— start of INFORMATION GIVEN —
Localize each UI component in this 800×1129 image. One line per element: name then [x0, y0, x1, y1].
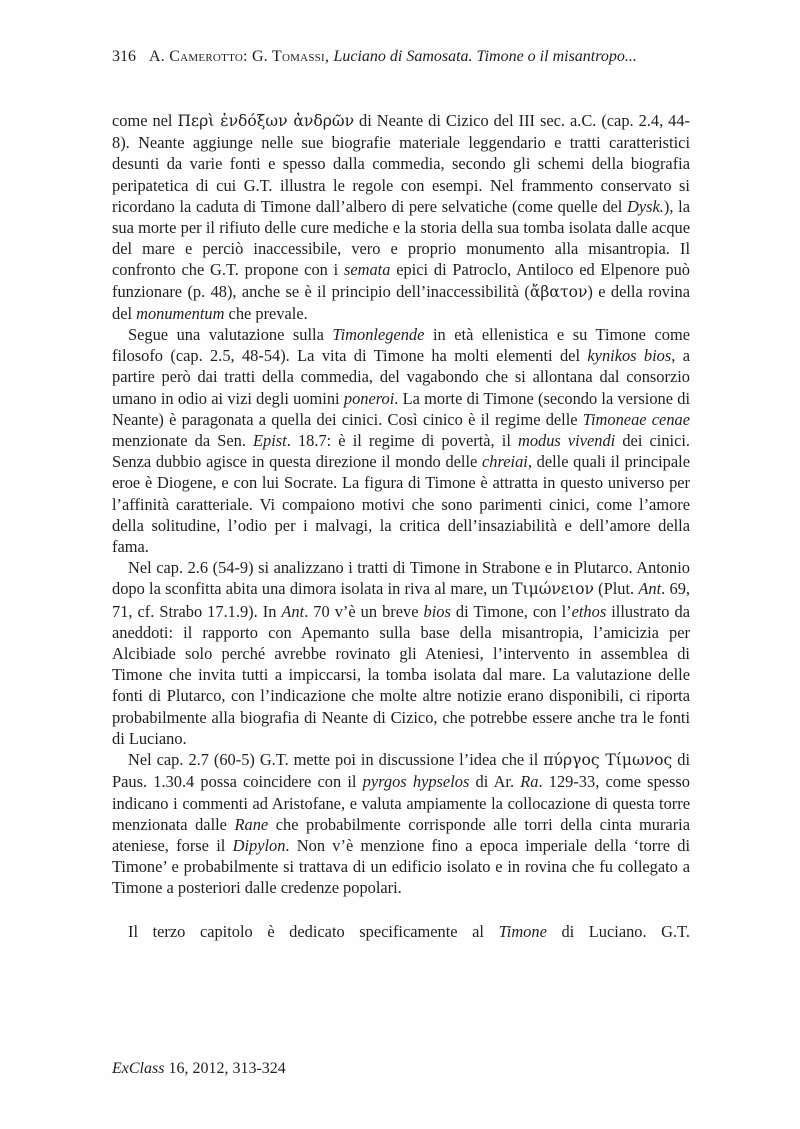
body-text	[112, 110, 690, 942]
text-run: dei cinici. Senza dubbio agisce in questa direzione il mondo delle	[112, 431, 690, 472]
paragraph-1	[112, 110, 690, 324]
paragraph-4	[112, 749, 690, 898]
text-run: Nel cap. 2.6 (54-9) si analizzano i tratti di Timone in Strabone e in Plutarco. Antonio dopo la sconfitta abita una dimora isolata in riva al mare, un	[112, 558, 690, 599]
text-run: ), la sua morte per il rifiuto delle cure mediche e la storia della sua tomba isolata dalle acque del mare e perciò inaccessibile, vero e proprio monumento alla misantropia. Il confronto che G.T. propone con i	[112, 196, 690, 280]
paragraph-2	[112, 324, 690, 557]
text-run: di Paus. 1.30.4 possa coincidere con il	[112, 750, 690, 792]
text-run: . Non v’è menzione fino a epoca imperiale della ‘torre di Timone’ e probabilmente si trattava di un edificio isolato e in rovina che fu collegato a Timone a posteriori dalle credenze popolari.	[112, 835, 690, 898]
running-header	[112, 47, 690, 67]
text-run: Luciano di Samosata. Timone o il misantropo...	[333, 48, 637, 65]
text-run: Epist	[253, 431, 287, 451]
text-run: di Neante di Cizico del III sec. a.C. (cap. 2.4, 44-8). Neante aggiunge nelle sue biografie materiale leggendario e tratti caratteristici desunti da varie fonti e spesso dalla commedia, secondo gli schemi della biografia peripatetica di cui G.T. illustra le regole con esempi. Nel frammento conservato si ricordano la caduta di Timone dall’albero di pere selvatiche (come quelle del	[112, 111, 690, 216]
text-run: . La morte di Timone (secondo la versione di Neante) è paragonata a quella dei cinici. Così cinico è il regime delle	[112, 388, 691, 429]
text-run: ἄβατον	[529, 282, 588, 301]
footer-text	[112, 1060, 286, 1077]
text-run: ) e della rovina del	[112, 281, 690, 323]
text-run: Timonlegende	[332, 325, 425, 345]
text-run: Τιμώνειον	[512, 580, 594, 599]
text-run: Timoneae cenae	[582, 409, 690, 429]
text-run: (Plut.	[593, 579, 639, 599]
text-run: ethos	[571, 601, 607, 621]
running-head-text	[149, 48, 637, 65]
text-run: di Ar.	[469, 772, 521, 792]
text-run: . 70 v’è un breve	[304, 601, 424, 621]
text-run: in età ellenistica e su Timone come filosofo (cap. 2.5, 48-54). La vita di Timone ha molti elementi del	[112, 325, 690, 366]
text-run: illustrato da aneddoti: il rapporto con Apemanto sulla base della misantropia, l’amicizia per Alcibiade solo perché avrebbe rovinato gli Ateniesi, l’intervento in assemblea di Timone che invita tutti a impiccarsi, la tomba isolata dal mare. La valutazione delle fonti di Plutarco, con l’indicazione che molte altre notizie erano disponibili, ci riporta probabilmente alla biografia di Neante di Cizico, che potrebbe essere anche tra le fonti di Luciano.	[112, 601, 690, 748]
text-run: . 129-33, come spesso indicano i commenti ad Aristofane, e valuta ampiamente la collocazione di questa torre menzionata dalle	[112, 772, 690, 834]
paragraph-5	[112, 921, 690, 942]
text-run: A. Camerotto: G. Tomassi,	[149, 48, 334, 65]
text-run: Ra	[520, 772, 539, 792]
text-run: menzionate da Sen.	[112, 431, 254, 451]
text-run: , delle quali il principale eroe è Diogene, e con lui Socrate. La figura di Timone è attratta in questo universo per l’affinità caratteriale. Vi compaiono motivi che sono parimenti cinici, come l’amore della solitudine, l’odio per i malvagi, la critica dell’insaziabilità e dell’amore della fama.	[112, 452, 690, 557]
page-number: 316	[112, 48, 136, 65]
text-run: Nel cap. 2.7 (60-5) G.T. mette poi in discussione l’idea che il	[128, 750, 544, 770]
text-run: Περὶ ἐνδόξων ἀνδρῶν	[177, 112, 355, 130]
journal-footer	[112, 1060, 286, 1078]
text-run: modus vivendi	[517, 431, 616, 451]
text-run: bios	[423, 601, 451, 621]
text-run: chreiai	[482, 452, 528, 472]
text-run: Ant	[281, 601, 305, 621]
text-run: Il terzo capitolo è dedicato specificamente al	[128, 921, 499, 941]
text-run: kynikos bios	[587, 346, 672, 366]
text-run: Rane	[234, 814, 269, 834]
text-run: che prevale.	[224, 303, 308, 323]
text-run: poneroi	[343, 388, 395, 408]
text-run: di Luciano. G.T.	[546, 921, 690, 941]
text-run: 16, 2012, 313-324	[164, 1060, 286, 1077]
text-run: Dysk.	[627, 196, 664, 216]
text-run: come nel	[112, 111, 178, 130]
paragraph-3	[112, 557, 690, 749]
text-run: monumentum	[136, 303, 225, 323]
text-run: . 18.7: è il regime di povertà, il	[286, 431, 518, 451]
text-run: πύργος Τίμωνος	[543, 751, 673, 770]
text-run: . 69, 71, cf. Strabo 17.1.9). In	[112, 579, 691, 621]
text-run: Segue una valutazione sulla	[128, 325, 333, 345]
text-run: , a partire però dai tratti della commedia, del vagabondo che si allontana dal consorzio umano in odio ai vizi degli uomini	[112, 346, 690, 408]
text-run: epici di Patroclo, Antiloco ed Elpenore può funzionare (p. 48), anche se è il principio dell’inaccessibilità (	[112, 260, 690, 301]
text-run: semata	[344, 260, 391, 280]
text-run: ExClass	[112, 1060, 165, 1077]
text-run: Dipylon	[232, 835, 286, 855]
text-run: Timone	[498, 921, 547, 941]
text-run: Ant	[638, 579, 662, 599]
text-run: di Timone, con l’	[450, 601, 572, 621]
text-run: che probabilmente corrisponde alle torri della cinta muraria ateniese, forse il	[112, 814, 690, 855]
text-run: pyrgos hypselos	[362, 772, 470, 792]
— end of INFORMATION GIVEN —
— start of INFORMATION GIVEN —
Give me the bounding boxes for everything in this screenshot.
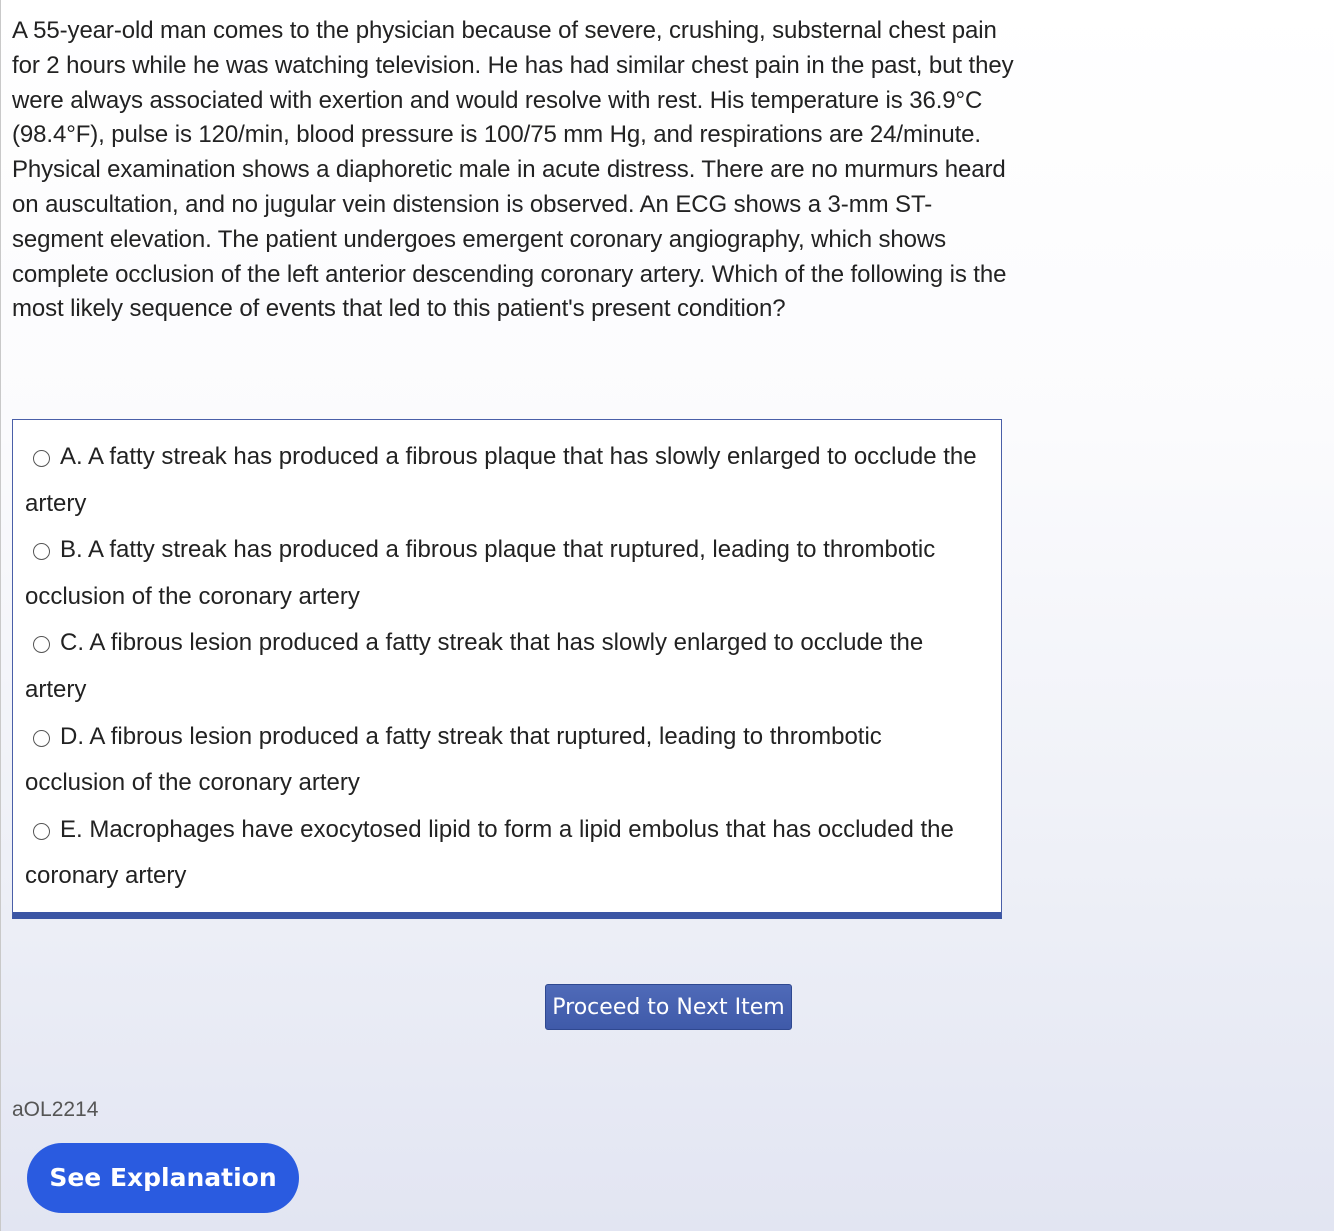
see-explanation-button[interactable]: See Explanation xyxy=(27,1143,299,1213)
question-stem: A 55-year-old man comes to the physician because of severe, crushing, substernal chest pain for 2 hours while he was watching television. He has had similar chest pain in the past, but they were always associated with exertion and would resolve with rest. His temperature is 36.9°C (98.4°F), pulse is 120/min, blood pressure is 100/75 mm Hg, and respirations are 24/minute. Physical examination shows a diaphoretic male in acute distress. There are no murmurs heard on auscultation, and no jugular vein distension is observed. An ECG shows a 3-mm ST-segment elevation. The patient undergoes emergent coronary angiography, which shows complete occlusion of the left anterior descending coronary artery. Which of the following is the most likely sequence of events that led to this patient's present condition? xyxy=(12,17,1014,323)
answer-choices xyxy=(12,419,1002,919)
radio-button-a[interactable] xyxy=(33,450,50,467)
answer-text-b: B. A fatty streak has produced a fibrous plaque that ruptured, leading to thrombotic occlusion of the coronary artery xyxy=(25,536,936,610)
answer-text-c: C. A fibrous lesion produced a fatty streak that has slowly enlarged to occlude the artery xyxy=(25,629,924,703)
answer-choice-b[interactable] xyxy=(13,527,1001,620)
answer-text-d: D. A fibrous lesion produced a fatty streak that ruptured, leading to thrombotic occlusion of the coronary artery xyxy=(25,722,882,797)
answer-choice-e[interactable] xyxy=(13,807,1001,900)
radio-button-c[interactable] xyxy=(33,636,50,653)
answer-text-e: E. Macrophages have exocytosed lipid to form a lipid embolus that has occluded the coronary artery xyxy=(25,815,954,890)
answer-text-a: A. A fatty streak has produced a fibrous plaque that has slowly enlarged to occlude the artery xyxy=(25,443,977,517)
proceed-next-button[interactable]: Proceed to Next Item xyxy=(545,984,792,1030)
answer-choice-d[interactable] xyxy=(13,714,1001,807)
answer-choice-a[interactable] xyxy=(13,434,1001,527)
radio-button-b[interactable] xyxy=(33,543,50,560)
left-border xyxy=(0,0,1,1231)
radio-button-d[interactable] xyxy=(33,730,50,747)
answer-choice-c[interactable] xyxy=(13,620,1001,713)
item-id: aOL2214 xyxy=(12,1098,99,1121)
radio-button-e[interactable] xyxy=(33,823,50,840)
— end of INFORMATION GIVEN —
**TASK DETAILS:**
Format the lines from the one containing "110, 690, 942]" through the one containing "text-run: Luciano di", both included, as a JSON list of strings with one string per line and blank lines left out.

**FULL SOLUTION:**
[
  "body-text\t[112, 110, 690, 942]",
  "text-run: dei cinici. Senza dubbio agisce in questa direzione il mondo delle\t[112, 431, 690, 472]",
  "paragraph-1\t[112, 110, 690, 324]",
  "paragraph-4\t[112, 749, 690, 898]",
  "text-run: Nel cap. 2.6 (54-9) si analizzano i tratti di Timone in Strabone e in Plutarco. Antonio dopo la sconfitta abita una dimora isolata in riva al mare, un\t[112, 558, 690, 599]",
  "text-run: ), la sua morte per il rifiuto delle cure mediche e la storia della sua tomba isolata dalle acque del mare e perciò inaccessibile, vero e proprio monumento alla misantropia. Il confronto che G.T. propone con i\t[112, 196, 690, 280]",
  "paragraph-2\t[112, 324, 690, 557]",
  "text-run: di Paus. 1.30.4 possa coincidere con il\t[112, 750, 690, 792]",
  "text-run: . Non v’è menzione fino a epoca imperiale della ‘torre di Timone’ e probabilmente si trattava di un edificio isolato e in rovina che fu collegato a Timone a posteriori dalle credenze popolari.\t[112, 835, 690, 898]",
  "running-header\t[112, 47, 690, 67]",
  "text-run: Luciano di Samosata. Timone o il misantropo...\t[333, 48, 637, 65]"
]